▶ **OBJECTIVE**: Search the data for the string "relativa" and extract every line where it appears.

--- START DATA FOR PROCESSING ---

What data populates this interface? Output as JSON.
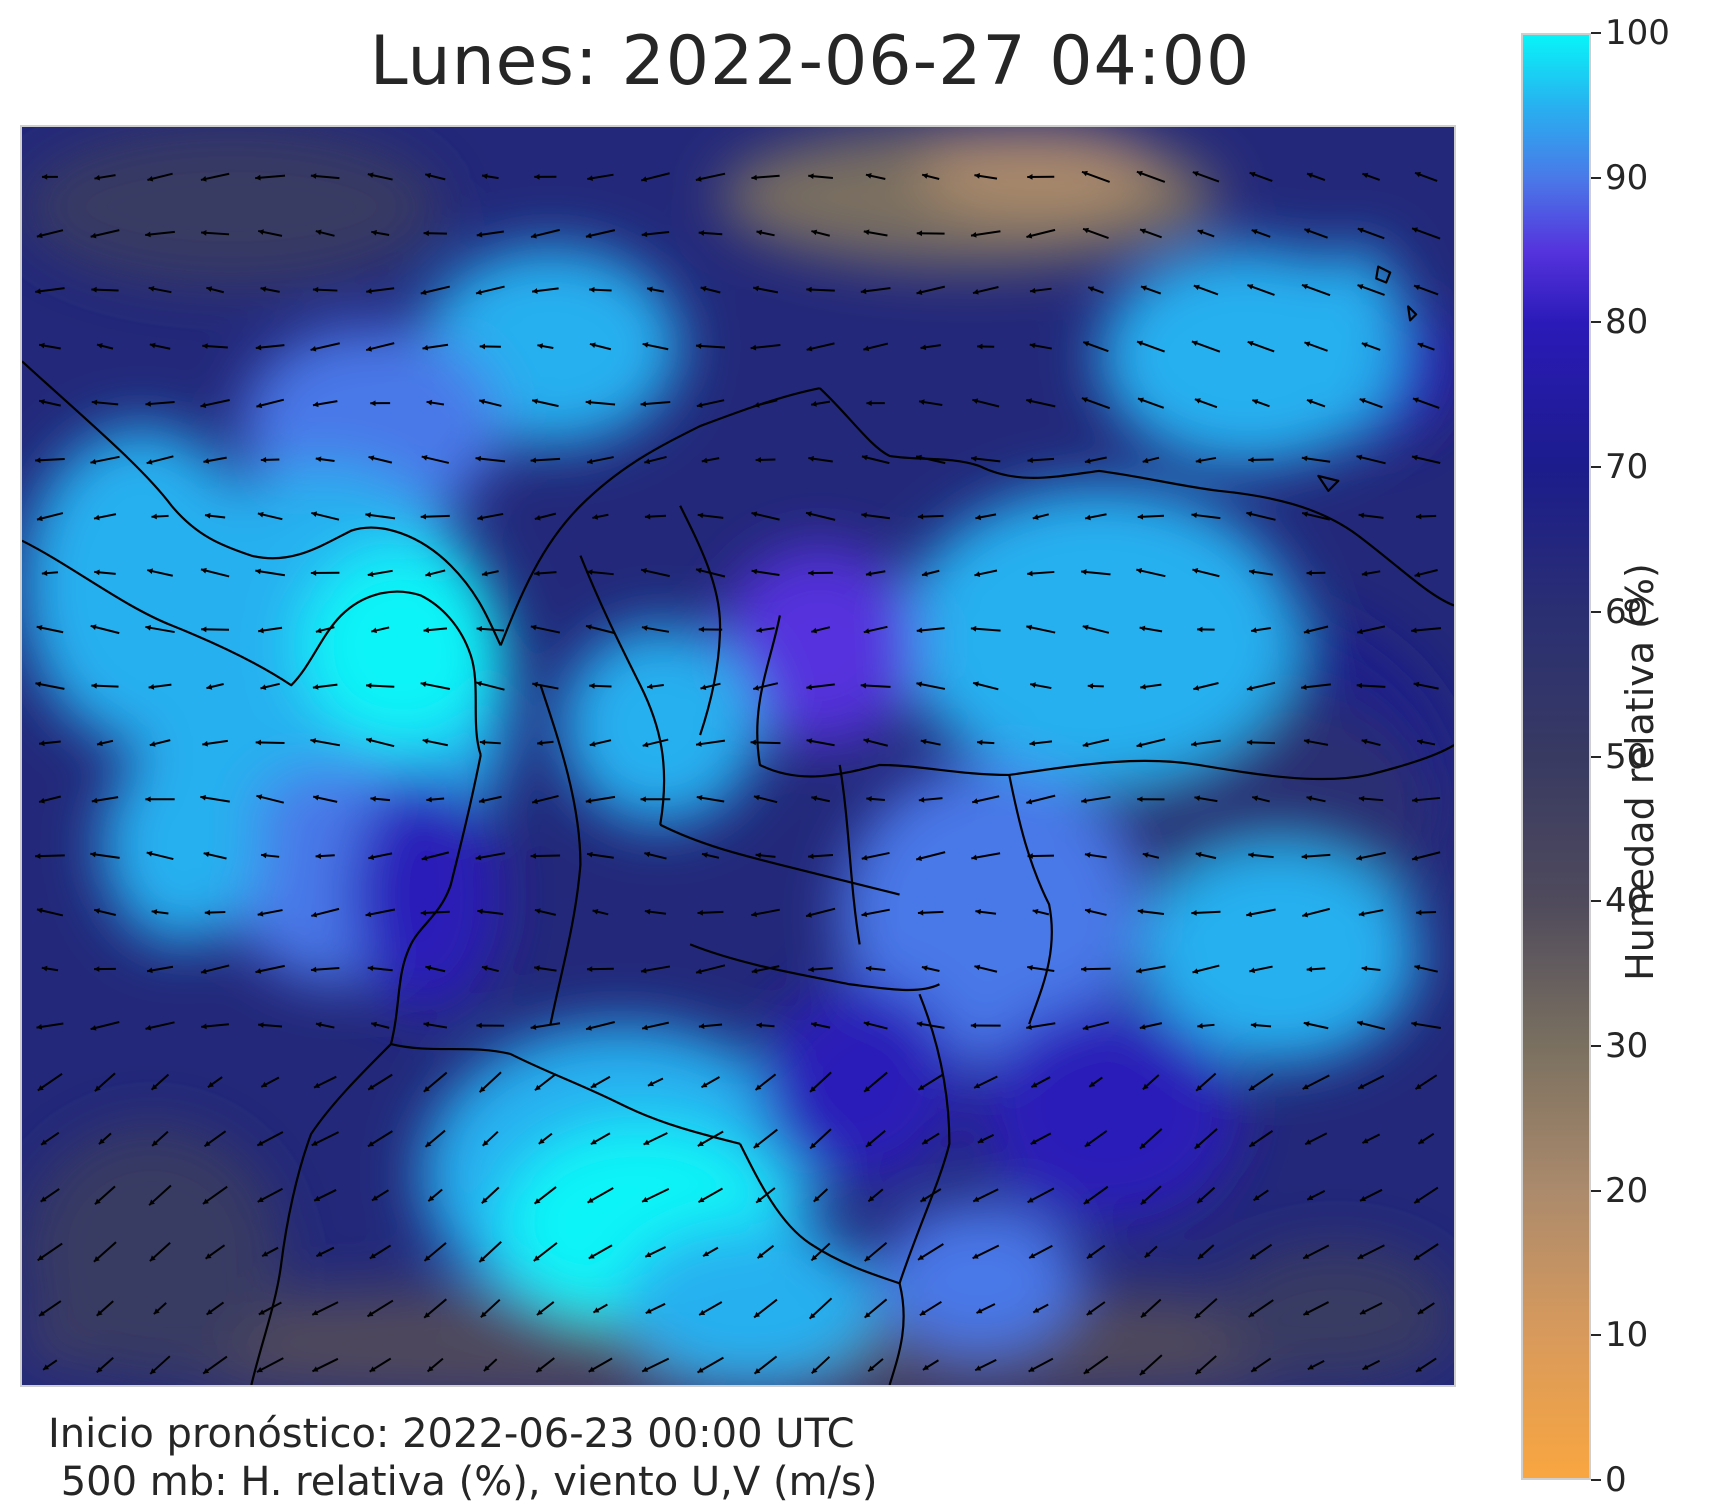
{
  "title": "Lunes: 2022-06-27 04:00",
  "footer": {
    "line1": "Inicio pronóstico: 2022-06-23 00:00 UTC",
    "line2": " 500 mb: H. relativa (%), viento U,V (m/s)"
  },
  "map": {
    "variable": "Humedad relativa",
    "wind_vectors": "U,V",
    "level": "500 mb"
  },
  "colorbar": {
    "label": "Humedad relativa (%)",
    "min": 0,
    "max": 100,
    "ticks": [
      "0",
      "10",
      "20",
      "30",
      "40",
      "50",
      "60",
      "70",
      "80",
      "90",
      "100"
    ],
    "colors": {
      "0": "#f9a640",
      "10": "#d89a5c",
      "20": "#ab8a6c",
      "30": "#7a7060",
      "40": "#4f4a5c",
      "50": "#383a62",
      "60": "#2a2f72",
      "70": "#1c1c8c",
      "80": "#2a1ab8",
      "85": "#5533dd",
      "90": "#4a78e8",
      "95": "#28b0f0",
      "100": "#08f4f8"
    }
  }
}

--- END DATA FOR PROCESSING ---

▶ **RESULT OF THE TASK**:
    "line2": " 500 mb: H. relativa (%), viento U,V (m/s)"
    "variable": "Humedad relativa",
    "label": "Humedad relativa (%)",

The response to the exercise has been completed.